#### EXERCISE
Report the number of lines in the entries below that include the word "System", and nothing else.

--- ITEMS ---

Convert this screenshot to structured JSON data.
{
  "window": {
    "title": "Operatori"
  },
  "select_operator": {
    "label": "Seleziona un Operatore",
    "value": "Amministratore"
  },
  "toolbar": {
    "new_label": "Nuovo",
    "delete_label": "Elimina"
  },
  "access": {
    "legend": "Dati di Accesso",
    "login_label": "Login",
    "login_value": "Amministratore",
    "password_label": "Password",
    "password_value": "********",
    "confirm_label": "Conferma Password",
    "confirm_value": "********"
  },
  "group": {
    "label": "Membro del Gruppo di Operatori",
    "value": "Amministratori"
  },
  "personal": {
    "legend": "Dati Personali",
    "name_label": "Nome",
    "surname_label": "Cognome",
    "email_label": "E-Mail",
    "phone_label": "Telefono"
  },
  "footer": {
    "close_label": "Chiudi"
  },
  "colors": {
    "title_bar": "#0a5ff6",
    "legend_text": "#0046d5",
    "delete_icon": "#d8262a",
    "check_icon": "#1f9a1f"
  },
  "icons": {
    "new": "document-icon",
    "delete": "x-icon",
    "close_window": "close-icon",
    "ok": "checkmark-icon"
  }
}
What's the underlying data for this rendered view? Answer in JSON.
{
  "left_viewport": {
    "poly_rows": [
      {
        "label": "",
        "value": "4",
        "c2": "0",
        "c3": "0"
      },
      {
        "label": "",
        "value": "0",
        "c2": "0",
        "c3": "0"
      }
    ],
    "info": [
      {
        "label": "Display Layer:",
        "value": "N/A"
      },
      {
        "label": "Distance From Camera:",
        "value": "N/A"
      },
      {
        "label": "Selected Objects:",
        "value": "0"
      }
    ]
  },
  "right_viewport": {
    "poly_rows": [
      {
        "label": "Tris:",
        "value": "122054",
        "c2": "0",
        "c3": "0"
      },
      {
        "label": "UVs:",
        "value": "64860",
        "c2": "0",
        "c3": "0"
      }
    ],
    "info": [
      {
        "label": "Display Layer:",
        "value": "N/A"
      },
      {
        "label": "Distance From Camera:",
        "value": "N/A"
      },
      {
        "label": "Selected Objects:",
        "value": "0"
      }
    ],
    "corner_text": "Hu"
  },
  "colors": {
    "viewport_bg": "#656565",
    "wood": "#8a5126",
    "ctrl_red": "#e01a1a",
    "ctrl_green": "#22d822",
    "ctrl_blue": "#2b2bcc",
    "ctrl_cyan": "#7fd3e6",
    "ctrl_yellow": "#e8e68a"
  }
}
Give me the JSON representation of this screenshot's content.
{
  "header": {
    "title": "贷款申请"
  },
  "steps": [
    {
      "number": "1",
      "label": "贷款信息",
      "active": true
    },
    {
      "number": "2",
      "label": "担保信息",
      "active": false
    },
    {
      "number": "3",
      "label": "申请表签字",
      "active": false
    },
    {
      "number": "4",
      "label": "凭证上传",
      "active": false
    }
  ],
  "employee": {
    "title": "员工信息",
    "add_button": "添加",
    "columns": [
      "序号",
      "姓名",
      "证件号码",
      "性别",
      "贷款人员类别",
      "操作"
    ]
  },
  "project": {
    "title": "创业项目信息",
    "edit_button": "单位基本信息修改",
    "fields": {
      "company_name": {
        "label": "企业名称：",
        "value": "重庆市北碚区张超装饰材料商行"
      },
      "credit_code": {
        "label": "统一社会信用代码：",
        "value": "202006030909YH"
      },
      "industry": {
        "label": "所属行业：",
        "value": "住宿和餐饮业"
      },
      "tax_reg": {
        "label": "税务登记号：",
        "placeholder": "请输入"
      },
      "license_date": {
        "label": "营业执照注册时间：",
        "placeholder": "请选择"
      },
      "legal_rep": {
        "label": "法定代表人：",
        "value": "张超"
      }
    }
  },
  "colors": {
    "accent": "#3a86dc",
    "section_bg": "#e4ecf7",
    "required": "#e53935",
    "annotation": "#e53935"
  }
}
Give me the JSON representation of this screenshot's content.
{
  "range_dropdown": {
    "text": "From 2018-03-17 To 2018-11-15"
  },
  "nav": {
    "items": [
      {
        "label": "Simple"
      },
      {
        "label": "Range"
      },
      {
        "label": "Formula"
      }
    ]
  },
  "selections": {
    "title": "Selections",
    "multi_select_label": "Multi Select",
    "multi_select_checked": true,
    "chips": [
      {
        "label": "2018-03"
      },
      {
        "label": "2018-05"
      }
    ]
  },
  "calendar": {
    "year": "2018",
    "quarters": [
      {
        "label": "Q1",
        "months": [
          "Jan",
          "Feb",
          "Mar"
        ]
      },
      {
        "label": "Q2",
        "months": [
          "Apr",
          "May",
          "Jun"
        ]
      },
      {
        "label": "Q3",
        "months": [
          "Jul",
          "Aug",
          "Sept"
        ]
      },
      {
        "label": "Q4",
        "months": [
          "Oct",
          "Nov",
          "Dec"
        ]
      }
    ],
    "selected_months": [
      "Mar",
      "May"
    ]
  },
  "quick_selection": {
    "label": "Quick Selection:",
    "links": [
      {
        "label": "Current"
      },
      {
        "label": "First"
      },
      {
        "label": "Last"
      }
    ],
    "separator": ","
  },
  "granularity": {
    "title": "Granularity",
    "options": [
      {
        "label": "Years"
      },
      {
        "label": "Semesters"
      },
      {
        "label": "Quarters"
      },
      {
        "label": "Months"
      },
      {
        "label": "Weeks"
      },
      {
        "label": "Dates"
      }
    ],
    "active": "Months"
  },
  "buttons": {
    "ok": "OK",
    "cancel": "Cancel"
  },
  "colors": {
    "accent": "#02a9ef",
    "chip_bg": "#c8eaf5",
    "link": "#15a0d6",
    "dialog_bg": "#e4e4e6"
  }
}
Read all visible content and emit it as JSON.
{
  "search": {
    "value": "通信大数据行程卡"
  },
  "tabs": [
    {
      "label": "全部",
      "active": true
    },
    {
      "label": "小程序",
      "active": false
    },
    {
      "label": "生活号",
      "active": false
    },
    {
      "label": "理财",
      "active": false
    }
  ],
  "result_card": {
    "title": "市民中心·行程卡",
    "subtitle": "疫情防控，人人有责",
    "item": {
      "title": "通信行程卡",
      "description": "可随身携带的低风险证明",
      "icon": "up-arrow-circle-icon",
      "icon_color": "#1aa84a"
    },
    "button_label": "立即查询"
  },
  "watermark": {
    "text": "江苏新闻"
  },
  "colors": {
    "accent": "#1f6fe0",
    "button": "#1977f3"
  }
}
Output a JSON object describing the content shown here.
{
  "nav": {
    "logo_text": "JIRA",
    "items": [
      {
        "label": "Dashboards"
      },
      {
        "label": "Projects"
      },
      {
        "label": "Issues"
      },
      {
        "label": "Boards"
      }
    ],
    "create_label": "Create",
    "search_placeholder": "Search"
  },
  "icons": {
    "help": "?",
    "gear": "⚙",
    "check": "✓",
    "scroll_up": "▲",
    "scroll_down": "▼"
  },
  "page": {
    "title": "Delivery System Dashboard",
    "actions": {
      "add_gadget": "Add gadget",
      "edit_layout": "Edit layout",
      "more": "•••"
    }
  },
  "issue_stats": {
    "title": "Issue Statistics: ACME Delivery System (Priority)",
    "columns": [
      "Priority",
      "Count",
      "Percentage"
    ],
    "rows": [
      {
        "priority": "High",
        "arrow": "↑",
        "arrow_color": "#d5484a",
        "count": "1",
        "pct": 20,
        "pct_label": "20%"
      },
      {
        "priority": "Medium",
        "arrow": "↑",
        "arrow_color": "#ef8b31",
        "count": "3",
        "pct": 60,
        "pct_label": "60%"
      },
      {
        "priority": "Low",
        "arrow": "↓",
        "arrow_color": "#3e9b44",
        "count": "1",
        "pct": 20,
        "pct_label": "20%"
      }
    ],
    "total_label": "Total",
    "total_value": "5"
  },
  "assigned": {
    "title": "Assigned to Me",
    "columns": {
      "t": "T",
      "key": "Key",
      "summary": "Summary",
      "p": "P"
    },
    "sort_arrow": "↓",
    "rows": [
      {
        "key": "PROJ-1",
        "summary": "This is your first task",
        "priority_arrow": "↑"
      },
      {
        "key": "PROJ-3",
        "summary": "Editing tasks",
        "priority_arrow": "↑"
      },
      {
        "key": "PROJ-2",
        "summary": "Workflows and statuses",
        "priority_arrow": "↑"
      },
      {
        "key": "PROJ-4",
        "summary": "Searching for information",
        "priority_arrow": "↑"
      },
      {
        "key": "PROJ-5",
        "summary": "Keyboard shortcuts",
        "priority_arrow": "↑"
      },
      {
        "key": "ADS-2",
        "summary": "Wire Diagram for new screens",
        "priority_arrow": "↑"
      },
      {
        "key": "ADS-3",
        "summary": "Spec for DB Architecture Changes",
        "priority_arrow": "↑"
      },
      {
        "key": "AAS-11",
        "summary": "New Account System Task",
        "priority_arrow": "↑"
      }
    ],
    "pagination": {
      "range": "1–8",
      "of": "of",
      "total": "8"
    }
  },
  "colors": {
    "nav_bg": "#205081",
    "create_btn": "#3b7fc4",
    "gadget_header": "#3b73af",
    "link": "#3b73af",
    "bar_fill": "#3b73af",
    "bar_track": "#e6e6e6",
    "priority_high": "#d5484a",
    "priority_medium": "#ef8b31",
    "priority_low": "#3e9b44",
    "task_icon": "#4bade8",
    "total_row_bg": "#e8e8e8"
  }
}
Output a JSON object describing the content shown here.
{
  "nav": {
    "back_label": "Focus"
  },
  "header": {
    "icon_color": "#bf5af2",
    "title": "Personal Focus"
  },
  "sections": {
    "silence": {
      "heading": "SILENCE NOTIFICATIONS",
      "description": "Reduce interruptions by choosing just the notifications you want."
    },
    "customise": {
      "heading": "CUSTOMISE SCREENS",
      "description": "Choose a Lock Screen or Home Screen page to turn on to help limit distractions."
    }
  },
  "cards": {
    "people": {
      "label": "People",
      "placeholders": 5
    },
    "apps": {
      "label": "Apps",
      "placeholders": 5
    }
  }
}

---

#### TASK RESULT
3